[Figure content listings]
begin

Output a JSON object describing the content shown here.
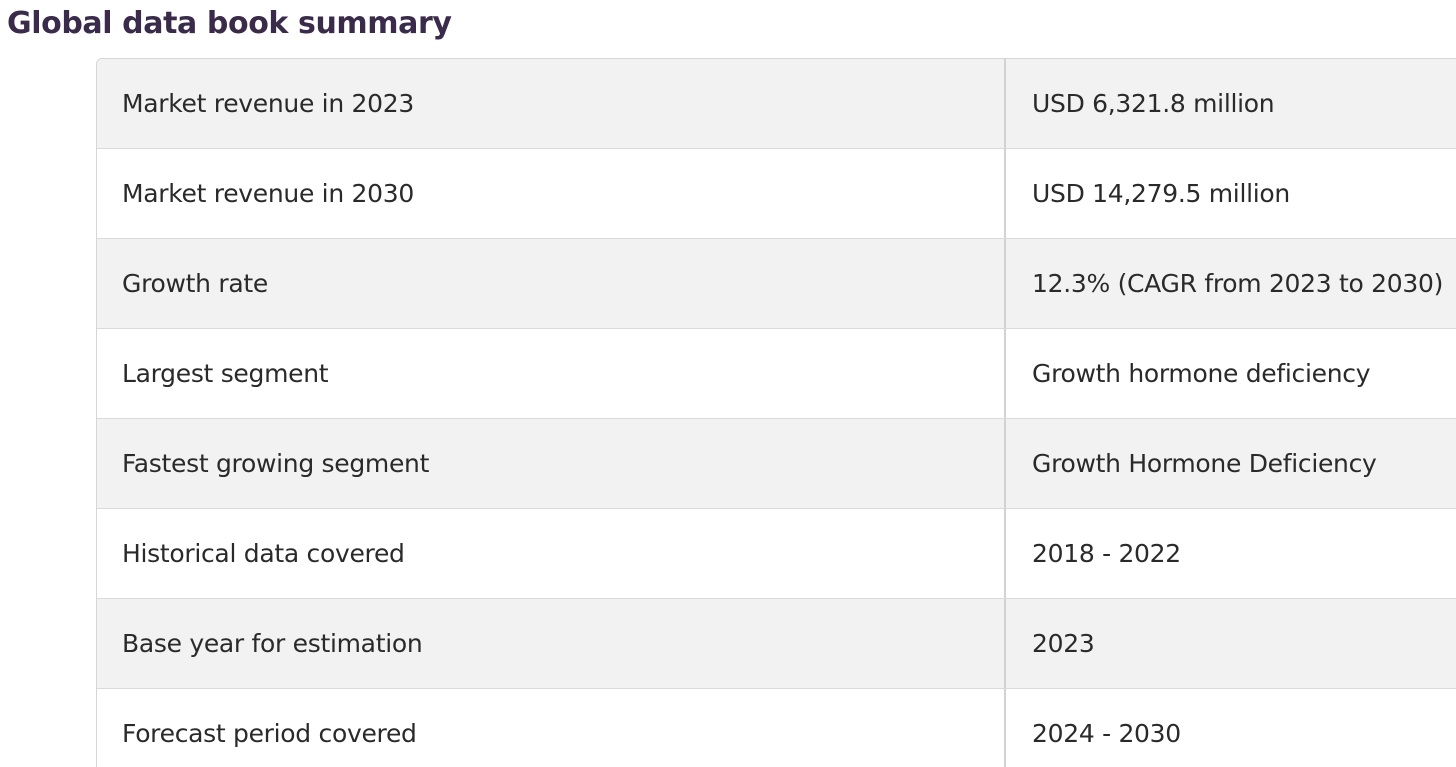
{
  "heading": "Global data book summary",
  "rows": [
    {
      "label": "Market revenue in 2023",
      "value": "USD 6,321.8 million"
    },
    {
      "label": "Market revenue in 2030",
      "value": "USD 14,279.5 million"
    },
    {
      "label": "Growth rate",
      "value": "12.3% (CAGR from 2023 to 2030)"
    },
    {
      "label": "Largest segment",
      "value": "Growth hormone deficiency"
    },
    {
      "label": "Fastest growing segment",
      "value": "Growth Hormone Deficiency"
    },
    {
      "label": "Historical data covered",
      "value": "2018 - 2022"
    },
    {
      "label": "Base year for estimation",
      "value": "2023"
    },
    {
      "label": "Forecast period covered",
      "value": "2024 - 2030"
    }
  ]
}
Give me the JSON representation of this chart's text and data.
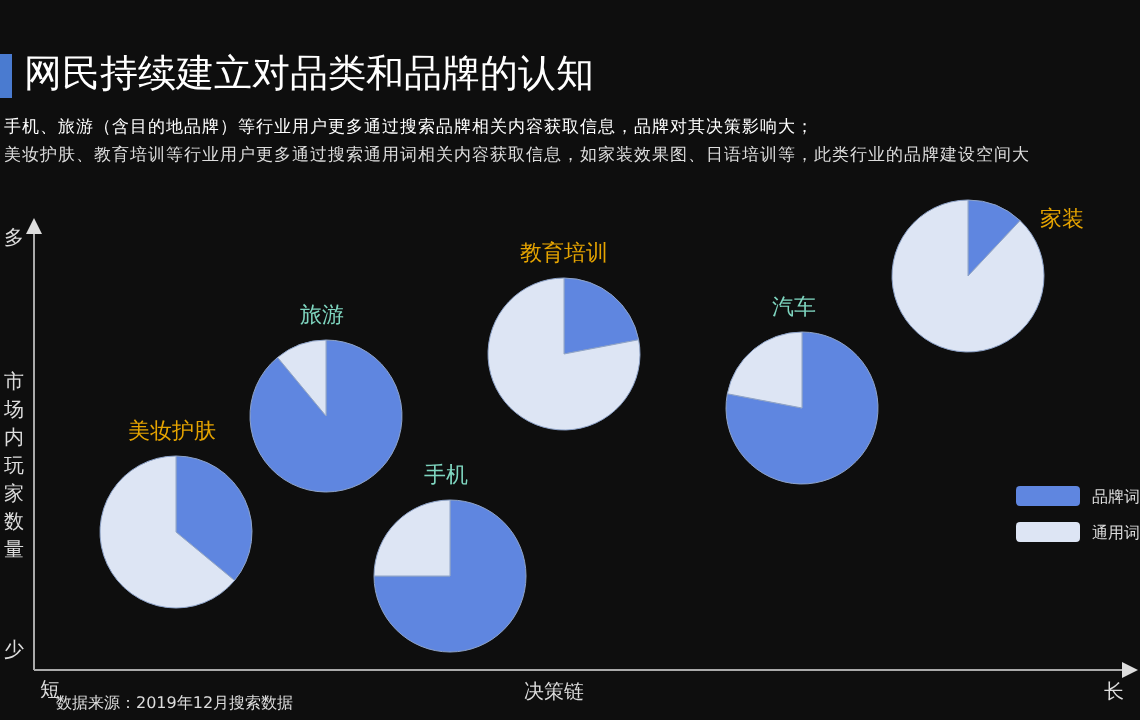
{
  "chart_data": {
    "type": "pie",
    "title": "网民持续建立对品类和品牌的认知",
    "subtitle": "手机、旅游（含目的地品牌）等行业用户更多通过搜索品牌相关内容获取信息，品牌对其决策影响大；",
    "xlabel": "决策链",
    "ylabel": "市场内玩家数量",
    "annotations": [
      "美妆护肤、教育培训等行业用户更多通过搜索通用词相关内容获取信息，如家装效果图、日语培训等，此类行业的品牌建设空间大",
      "多",
      "少",
      "短",
      "长",
      "数据来源：2019年12月搜索数据"
    ],
    "categories": [
      "品牌词",
      "通用词"
    ],
    "colors": [
      "#5f86e0",
      "#dde5f4"
    ],
    "legend": "right",
    "series": [
      {
        "name": "美妆护肤",
        "values": [
          36,
          64
        ]
      },
      {
        "name": "旅游",
        "values": [
          89,
          11
        ]
      },
      {
        "name": "手机",
        "values": [
          75,
          25
        ]
      },
      {
        "name": "教育培训",
        "values": [
          22,
          78
        ]
      },
      {
        "name": "汽车",
        "values": [
          78,
          22
        ]
      },
      {
        "name": "家装",
        "values": [
          12,
          88
        ]
      }
    ]
  }
}
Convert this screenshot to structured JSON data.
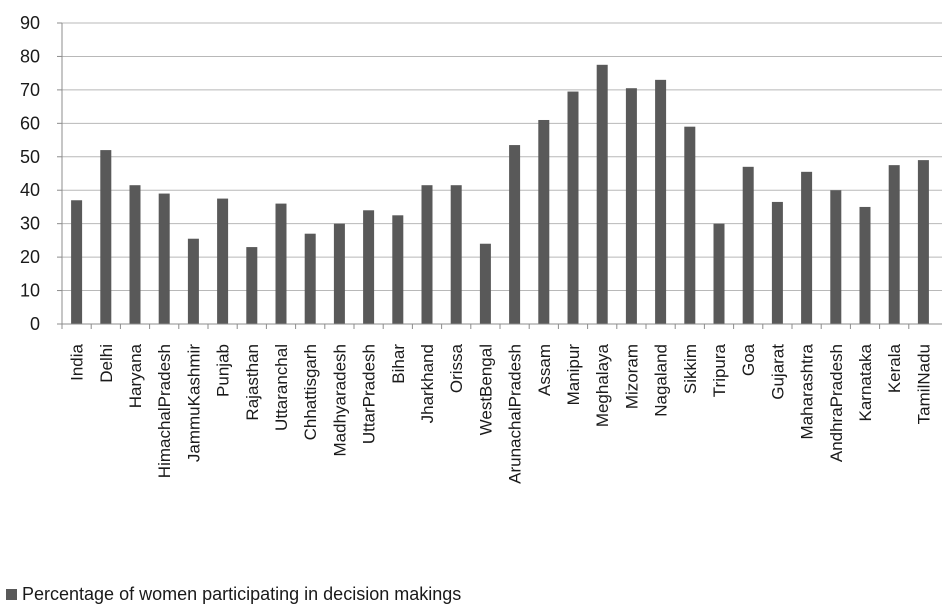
{
  "chart_data": {
    "type": "bar",
    "title": "",
    "xlabel": "",
    "ylabel": "",
    "ylim": [
      0,
      90
    ],
    "yticks": [
      0,
      10,
      20,
      30,
      40,
      50,
      60,
      70,
      80,
      90
    ],
    "grid": true,
    "legend_position": "bottom-left",
    "categories": [
      "India",
      "Delhi",
      "Haryana",
      "HimachalPradesh",
      "JammuKashmir",
      "Punjab",
      "Rajasthan",
      "Uttaranchal",
      "Chhattisgarh",
      "Madhyaradesh",
      "UttarPradesh",
      "Bihar",
      "Jharkhand",
      "Orissa",
      "WestBengal",
      "ArunachalPradesh",
      "Assam",
      "Manipur",
      "Meghalaya",
      "Mizoram",
      "Nagaland",
      "Sikkim",
      "Tripura",
      "Goa",
      "Gujarat",
      "Maharashtra",
      "AndhraPradesh",
      "Karnataka",
      "Kerala",
      "TamilNadu"
    ],
    "series": [
      {
        "name": "Percentage of women participating in decision makings",
        "color": "#595959",
        "values": [
          37,
          52,
          41.5,
          39,
          25.5,
          37.5,
          23,
          36,
          27,
          30,
          34,
          32.5,
          41.5,
          41.5,
          24,
          53.5,
          61,
          69.5,
          77.5,
          70.5,
          73,
          59,
          30,
          47,
          36.5,
          45.5,
          40,
          35,
          47.5,
          49
        ]
      }
    ]
  }
}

end

- _What this task involves_
From the records given above, reproduce all text exactly and exclude each picture.

- _Solution_
Output a JSON object describing the content shown here.
{
  "heading": "Global data book summary",
  "rows": [
    {
      "label": "Market revenue in 2023",
      "value": "USD 6,321.8 million"
    },
    {
      "label": "Market revenue in 2030",
      "value": "USD 14,279.5 million"
    },
    {
      "label": "Growth rate",
      "value": "12.3% (CAGR from 2023 to 2030)"
    },
    {
      "label": "Largest segment",
      "value": "Growth hormone deficiency"
    },
    {
      "label": "Fastest growing segment",
      "value": "Growth Hormone Deficiency"
    },
    {
      "label": "Historical data covered",
      "value": "2018 - 2022"
    },
    {
      "label": "Base year for estimation",
      "value": "2023"
    },
    {
      "label": "Forecast period covered",
      "value": "2024 - 2030"
    }
  ]
}
Give me the JSON representation of this chart's text and data.
{
  "chart_data": {
    "type": "pie",
    "title": "网民持续建立对品类和品牌的认知",
    "subtitle": "手机、旅游（含目的地品牌）等行业用户更多通过搜索品牌相关内容获取信息，品牌对其决策影响大；",
    "xlabel": "决策链",
    "ylabel": "市场内玩家数量",
    "annotations": [
      "美妆护肤、教育培训等行业用户更多通过搜索通用词相关内容获取信息，如家装效果图、日语培训等，此类行业的品牌建设空间大",
      "多",
      "少",
      "短",
      "长",
      "数据来源：2019年12月搜索数据"
    ],
    "categories": [
      "品牌词",
      "通用词"
    ],
    "colors": [
      "#5f86e0",
      "#dde5f4"
    ],
    "legend": "right",
    "series": [
      {
        "name": "美妆护肤",
        "values": [
          36,
          64
        ]
      },
      {
        "name": "旅游",
        "values": [
          89,
          11
        ]
      },
      {
        "name": "手机",
        "values": [
          75,
          25
        ]
      },
      {
        "name": "教育培训",
        "values": [
          22,
          78
        ]
      },
      {
        "name": "汽车",
        "values": [
          78,
          22
        ]
      },
      {
        "name": "家装",
        "values": [
          12,
          88
        ]
      }
    ]
  }
}
Convert this screenshot to structured JSON data.
{
  "chart_data": {
    "type": "bar",
    "title": "",
    "xlabel": "",
    "ylabel": "",
    "ylim": [
      0,
      90
    ],
    "yticks": [
      0,
      10,
      20,
      30,
      40,
      50,
      60,
      70,
      80,
      90
    ],
    "grid": true,
    "legend_position": "bottom-left",
    "categories": [
      "India",
      "Delhi",
      "Haryana",
      "HimachalPradesh",
      "JammuKashmir",
      "Punjab",
      "Rajasthan",
      "Uttaranchal",
      "Chhattisgarh",
      "Madhyaradesh",
      "UttarPradesh",
      "Bihar",
      "Jharkhand",
      "Orissa",
      "WestBengal",
      "ArunachalPradesh",
      "Assam",
      "Manipur",
      "Meghalaya",
      "Mizoram",
      "Nagaland",
      "Sikkim",
      "Tripura",
      "Goa",
      "Gujarat",
      "Maharashtra",
      "AndhraPradesh",
      "Karnataka",
      "Kerala",
      "TamilNadu"
    ],
    "series": [
      {
        "name": "Percentage of women participating in decision makings",
        "color": "#595959",
        "values": [
          37,
          52,
          41.5,
          39,
          25.5,
          37.5,
          23,
          36,
          27,
          30,
          34,
          32.5,
          41.5,
          41.5,
          24,
          53.5,
          61,
          69.5,
          77.5,
          70.5,
          73,
          59,
          30,
          47,
          36.5,
          45.5,
          40,
          35,
          47.5,
          49
        ]
      }
    ]
  }
}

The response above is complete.